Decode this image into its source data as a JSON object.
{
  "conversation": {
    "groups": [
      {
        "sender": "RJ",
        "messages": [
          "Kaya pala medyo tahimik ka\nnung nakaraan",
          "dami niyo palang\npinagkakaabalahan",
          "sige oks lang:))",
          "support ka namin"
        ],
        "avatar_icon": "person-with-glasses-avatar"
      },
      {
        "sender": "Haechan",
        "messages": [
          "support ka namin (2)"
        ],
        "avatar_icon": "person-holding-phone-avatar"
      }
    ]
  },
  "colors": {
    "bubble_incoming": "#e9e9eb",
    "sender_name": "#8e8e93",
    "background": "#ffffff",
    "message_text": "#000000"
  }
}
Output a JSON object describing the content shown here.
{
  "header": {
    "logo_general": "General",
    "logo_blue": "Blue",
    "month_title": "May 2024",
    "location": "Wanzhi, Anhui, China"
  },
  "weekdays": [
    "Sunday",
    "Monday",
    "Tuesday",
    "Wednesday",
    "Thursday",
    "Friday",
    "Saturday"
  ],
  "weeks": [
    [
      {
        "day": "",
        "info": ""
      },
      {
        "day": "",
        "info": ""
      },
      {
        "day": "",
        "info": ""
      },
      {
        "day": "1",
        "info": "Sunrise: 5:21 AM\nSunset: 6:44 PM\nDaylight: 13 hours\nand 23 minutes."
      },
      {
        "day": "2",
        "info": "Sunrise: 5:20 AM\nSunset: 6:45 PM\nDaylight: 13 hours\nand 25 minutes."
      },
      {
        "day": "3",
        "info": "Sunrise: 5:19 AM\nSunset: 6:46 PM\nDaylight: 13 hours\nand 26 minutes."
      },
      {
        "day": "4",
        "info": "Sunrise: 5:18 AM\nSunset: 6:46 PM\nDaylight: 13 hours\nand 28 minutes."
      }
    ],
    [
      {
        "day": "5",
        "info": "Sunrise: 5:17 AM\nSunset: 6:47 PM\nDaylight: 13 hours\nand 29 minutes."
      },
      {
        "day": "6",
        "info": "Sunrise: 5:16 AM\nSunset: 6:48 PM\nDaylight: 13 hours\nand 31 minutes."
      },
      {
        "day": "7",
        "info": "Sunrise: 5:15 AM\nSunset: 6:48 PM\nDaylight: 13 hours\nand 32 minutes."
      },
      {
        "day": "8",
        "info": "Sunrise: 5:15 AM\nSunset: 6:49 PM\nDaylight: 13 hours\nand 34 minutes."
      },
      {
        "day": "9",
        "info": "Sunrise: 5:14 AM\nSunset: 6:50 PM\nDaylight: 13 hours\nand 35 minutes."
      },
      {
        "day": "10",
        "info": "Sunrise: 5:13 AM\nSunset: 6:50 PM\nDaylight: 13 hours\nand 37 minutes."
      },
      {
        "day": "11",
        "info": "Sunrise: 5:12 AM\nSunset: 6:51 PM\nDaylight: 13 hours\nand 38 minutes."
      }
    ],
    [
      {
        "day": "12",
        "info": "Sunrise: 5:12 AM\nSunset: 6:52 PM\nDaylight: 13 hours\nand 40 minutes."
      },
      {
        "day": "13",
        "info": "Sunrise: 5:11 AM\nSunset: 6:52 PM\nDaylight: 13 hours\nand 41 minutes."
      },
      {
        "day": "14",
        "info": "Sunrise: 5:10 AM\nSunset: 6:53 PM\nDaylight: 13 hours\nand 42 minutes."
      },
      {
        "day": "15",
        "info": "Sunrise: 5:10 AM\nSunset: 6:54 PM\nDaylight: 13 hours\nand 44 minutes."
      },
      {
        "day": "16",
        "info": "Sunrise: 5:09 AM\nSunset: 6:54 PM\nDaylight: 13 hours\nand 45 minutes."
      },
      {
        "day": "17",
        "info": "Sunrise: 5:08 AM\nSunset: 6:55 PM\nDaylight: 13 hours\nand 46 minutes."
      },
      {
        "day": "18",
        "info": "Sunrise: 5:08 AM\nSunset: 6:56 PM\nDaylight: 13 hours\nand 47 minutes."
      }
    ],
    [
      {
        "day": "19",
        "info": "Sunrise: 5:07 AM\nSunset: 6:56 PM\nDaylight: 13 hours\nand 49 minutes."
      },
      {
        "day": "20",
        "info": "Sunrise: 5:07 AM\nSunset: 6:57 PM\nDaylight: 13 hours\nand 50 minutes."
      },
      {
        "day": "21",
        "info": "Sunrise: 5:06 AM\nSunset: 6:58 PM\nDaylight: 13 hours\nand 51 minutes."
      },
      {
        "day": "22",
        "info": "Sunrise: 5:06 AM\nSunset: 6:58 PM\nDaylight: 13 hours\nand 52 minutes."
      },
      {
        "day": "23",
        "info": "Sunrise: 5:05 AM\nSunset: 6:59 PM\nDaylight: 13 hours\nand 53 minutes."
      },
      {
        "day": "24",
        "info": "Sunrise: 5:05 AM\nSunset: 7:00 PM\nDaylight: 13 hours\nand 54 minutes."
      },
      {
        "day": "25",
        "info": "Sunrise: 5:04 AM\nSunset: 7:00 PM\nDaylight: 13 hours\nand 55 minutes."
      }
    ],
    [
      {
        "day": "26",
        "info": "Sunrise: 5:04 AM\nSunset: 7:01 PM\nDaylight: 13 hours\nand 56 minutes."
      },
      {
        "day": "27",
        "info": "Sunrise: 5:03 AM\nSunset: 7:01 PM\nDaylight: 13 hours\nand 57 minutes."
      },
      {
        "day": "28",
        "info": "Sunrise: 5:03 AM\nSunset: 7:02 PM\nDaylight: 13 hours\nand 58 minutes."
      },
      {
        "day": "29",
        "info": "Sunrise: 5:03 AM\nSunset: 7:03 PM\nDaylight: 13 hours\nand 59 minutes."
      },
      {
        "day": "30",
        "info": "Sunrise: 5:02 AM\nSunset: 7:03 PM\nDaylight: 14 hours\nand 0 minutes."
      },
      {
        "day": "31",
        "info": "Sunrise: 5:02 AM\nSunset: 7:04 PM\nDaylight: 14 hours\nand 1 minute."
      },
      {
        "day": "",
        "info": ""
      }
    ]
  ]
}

###

→ What is expected
Every line above should be retyped exactly as given.

→ Answer
Decode this image into its source data as a JSON object.
{
  "conversation": {
    "groups": [
      {
        "sender": "RJ",
        "messages": [
          "Kaya pala medyo tahimik ka\nnung nakaraan",
          "dami niyo palang\npinagkakaabalahan",
          "sige oks lang:))",
          "support ka namin"
        ],
        "avatar_icon": "person-with-glasses-avatar"
      },
      {
        "sender": "Haechan",
        "messages": [
          "support ka namin (2)"
        ],
        "avatar_icon": "person-holding-phone-avatar"
      }
    ]
  },
  "colors": {
    "bubble_incoming": "#e9e9eb",
    "sender_name": "#8e8e93",
    "background": "#ffffff",
    "message_text": "#000000"
  }
}
Output a JSON object describing the content shown here.
{
  "header": {
    "logo_general": "General",
    "logo_blue": "Blue",
    "month_title": "May 2024",
    "location": "Wanzhi, Anhui, China"
  },
  "weekdays": [
    "Sunday",
    "Monday",
    "Tuesday",
    "Wednesday",
    "Thursday",
    "Friday",
    "Saturday"
  ],
  "weeks": [
    [
      {
        "day": "",
        "info": ""
      },
      {
        "day": "",
        "info": ""
      },
      {
        "day": "",
        "info": ""
      },
      {
        "day": "1",
        "info": "Sunrise: 5:21 AM\nSunset: 6:44 PM\nDaylight: 13 hours\nand 23 minutes."
      },
      {
        "day": "2",
        "info": "Sunrise: 5:20 AM\nSunset: 6:45 PM\nDaylight: 13 hours\nand 25 minutes."
      },
      {
        "day": "3",
        "info": "Sunrise: 5:19 AM\nSunset: 6:46 PM\nDaylight: 13 hours\nand 26 minutes."
      },
      {
        "day": "4",
        "info": "Sunrise: 5:18 AM\nSunset: 6:46 PM\nDaylight: 13 hours\nand 28 minutes."
      }
    ],
    [
      {
        "day": "5",
        "info": "Sunrise: 5:17 AM\nSunset: 6:47 PM\nDaylight: 13 hours\nand 29 minutes."
      },
      {
        "day": "6",
        "info": "Sunrise: 5:16 AM\nSunset: 6:48 PM\nDaylight: 13 hours\nand 31 minutes."
      },
      {
        "day": "7",
        "info": "Sunrise: 5:15 AM\nSunset: 6:48 PM\nDaylight: 13 hours\nand 32 minutes."
      },
      {
        "day": "8",
        "info": "Sunrise: 5:15 AM\nSunset: 6:49 PM\nDaylight: 13 hours\nand 34 minutes."
      },
      {
        "day": "9",
        "info": "Sunrise: 5:14 AM\nSunset: 6:50 PM\nDaylight: 13 hours\nand 35 minutes."
      },
      {
        "day": "10",
        "info": "Sunrise: 5:13 AM\nSunset: 6:50 PM\nDaylight: 13 hours\nand 37 minutes."
      },
      {
        "day": "11",
        "info": "Sunrise: 5:12 AM\nSunset: 6:51 PM\nDaylight: 13 hours\nand 38 minutes."
      }
    ],
    [
      {
        "day": "12",
        "info": "Sunrise: 5:12 AM\nSunset: 6:52 PM\nDaylight: 13 hours\nand 40 minutes."
      },
      {
        "day": "13",
        "info": "Sunrise: 5:11 AM\nSunset: 6:52 PM\nDaylight: 13 hours\nand 41 minutes."
      },
      {
        "day": "14",
        "info": "Sunrise: 5:10 AM\nSunset: 6:53 PM\nDaylight: 13 hours\nand 42 minutes."
      },
      {
        "day": "15",
        "info": "Sunrise: 5:10 AM\nSunset: 6:54 PM\nDaylight: 13 hours\nand 44 minutes."
      },
      {
        "day": "16",
        "info": "Sunrise: 5:09 AM\nSunset: 6:54 PM\nDaylight: 13 hours\nand 45 minutes."
      },
      {
        "day": "17",
        "info": "Sunrise: 5:08 AM\nSunset: 6:55 PM\nDaylight: 13 hours\nand 46 minutes."
      },
      {
        "day": "18",
        "info": "Sunrise: 5:08 AM\nSunset: 6:56 PM\nDaylight: 13 hours\nand 47 minutes."
      }
    ],
    [
      {
        "day": "19",
        "info": "Sunrise: 5:07 AM\nSunset: 6:56 PM\nDaylight: 13 hours\nand 49 minutes."
      },
      {
        "day": "20",
        "info": "Sunrise: 5:07 AM\nSunset: 6:57 PM\nDaylight: 13 hours\nand 50 minutes."
      },
      {
        "day": "21",
        "info": "Sunrise: 5:06 AM\nSunset: 6:58 PM\nDaylight: 13 hours\nand 51 minutes."
      },
      {
        "day": "22",
        "info": "Sunrise: 5:06 AM\nSunset: 6:58 PM\nDaylight: 13 hours\nand 52 minutes."
      },
      {
        "day": "23",
        "info": "Sunrise: 5:05 AM\nSunset: 6:59 PM\nDaylight: 13 hours\nand 53 minutes."
      },
      {
        "day": "24",
        "info": "Sunrise: 5:05 AM\nSunset: 7:00 PM\nDaylight: 13 hours\nand 54 minutes."
      },
      {
        "day": "25",
        "info": "Sunrise: 5:04 AM\nSunset: 7:00 PM\nDaylight: 13 hours\nand 55 minutes."
      }
    ],
    [
      {
        "day": "26",
        "info": "Sunrise: 5:04 AM\nSunset: 7:01 PM\nDaylight: 13 hours\nand 56 minutes."
      },
      {
        "day": "27",
        "info": "Sunrise: 5:03 AM\nSunset: 7:01 PM\nDaylight: 13 hours\nand 57 minutes."
      },
      {
        "day": "28",
        "info": "Sunrise: 5:03 AM\nSunset: 7:02 PM\nDaylight: 13 hours\nand 58 minutes."
      },
      {
        "day": "29",
        "info": "Sunrise: 5:03 AM\nSunset: 7:03 PM\nDaylight: 13 hours\nand 59 minutes."
      },
      {
        "day": "30",
        "info": "Sunrise: 5:02 AM\nSunset: 7:03 PM\nDaylight: 14 hours\nand 0 minutes."
      },
      {
        "day": "31",
        "info": "Sunrise: 5:02 AM\nSunset: 7:04 PM\nDaylight: 14 hours\nand 1 minute."
      },
      {
        "day": "",
        "info": ""
      }
    ]
  ]
}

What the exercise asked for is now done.